* _OBJECTIVE_
Copy each line that has the string "style" somewhere in it.

Start DATA TO USE

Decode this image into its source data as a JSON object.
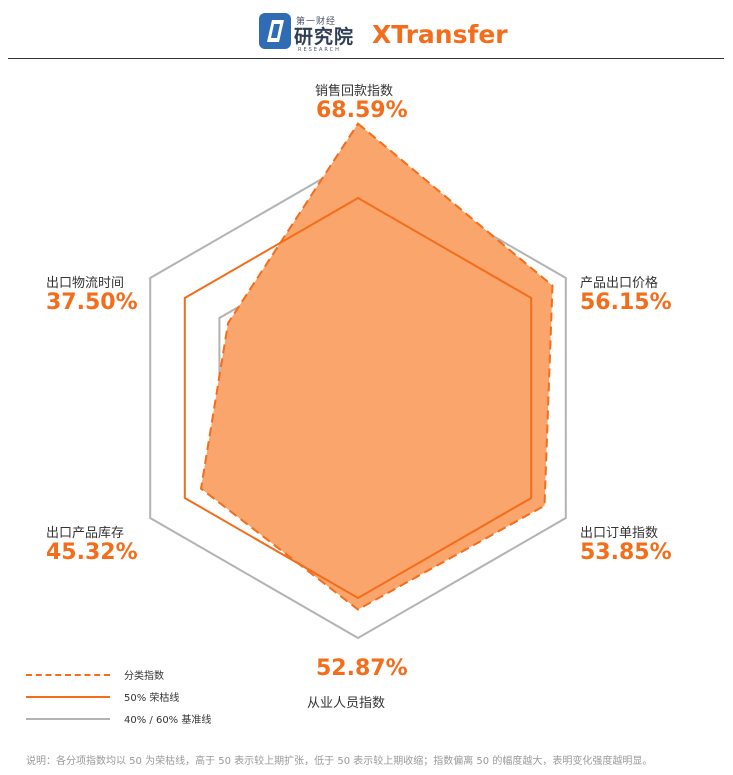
{
  "header": {
    "logo_left_small": "第一财经",
    "logo_left_main": "研究院",
    "logo_left_sub": "RESEARCH",
    "logo_right": "XTransfer"
  },
  "colors": {
    "accent": "#f36d1b",
    "fill": "#f9a56c",
    "baseline": "#b3b3b3"
  },
  "chart_data": {
    "type": "radar",
    "axes": [
      {
        "label": "销售回款指数",
        "value": 68.59,
        "value_text": "68.59%"
      },
      {
        "label": "产品出口价格",
        "value": 56.15,
        "value_text": "56.15%"
      },
      {
        "label": "出口订单指数",
        "value": 53.85,
        "value_text": "53.85%"
      },
      {
        "label": "从业人员指数",
        "value": 52.87,
        "value_text": "52.87%"
      },
      {
        "label": "出口产品库存",
        "value": 45.32,
        "value_text": "45.32%"
      },
      {
        "label": "出口物流时间",
        "value": 37.5,
        "value_text": "37.50%"
      }
    ],
    "series": [
      {
        "name": "分类指数",
        "style": "dashed-filled",
        "values": [
          68.59,
          56.15,
          53.85,
          52.87,
          45.32,
          37.5
        ]
      },
      {
        "name": "50% 荣枯线",
        "style": "solid",
        "values": [
          50,
          50,
          50,
          50,
          50,
          50
        ]
      },
      {
        "name": "40% / 60% 基准线",
        "style": "solid-gray",
        "values": [
          40,
          60
        ]
      }
    ],
    "range": [
      0,
      70
    ]
  },
  "legend": [
    {
      "label": "分类指数"
    },
    {
      "label": "50% 荣枯线"
    },
    {
      "label": "40% / 60% 基准线"
    }
  ],
  "note": "说明：各分项指数均以 50 为荣枯线，高于 50 表示较上期扩张，低于 50 表示较上期收缩；指数偏离 50 的幅度越大，表明变化强度越明显。"
}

End DATA TO USE

* _OUTPUT BELOW_
        "style": "dashed-filled",
        "style": "solid",
        "style": "solid-gray",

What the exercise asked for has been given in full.